'''

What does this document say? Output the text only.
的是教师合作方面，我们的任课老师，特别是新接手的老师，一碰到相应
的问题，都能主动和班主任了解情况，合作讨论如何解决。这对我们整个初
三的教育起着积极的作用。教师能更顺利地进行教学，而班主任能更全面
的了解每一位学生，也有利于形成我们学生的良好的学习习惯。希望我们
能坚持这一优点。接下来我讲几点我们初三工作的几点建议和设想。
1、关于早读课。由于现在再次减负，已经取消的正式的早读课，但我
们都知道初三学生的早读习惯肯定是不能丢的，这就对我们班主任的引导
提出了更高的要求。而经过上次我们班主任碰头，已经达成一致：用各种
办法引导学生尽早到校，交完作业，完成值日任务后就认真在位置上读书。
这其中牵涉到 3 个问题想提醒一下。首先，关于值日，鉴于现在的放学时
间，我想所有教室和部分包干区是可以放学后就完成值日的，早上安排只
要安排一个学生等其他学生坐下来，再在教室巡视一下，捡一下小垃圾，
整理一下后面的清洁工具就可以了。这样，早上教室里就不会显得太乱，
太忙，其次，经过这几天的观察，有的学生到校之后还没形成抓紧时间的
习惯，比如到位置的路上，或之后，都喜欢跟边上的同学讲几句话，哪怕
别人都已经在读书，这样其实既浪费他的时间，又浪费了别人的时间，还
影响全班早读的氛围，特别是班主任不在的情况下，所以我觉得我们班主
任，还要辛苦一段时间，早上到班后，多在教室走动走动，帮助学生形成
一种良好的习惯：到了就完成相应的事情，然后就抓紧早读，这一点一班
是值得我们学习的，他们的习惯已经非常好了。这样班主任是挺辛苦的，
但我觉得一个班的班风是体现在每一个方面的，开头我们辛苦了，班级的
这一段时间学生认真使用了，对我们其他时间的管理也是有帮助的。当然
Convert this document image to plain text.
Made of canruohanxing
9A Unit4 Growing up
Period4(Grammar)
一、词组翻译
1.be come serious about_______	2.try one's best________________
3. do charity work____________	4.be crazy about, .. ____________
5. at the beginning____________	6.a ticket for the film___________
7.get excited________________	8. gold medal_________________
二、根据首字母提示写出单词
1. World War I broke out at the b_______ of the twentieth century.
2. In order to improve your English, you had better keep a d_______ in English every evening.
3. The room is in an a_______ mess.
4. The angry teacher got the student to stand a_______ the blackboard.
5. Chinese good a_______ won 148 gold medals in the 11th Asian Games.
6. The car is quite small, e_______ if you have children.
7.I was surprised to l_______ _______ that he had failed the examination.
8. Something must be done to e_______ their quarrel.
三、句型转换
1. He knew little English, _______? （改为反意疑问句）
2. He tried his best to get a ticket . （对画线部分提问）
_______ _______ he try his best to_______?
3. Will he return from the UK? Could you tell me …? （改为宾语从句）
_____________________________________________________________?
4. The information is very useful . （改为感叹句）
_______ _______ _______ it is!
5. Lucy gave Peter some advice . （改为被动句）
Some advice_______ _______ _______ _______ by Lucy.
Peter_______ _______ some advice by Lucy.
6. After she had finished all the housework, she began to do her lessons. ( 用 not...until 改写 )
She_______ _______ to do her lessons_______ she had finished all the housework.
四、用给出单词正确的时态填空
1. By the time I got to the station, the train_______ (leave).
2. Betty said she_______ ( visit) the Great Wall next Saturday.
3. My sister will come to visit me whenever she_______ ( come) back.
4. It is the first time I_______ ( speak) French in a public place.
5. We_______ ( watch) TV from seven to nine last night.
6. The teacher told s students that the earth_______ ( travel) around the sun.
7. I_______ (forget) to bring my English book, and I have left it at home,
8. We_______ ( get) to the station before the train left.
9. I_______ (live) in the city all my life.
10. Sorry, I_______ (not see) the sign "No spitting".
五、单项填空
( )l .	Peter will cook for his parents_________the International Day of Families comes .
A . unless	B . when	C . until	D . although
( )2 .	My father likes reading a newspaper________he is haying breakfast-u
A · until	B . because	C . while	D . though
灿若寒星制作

'''

**Task instructions:** Tally the lines of the data that contain the string "document" and report the total alone.

**Final result:** 2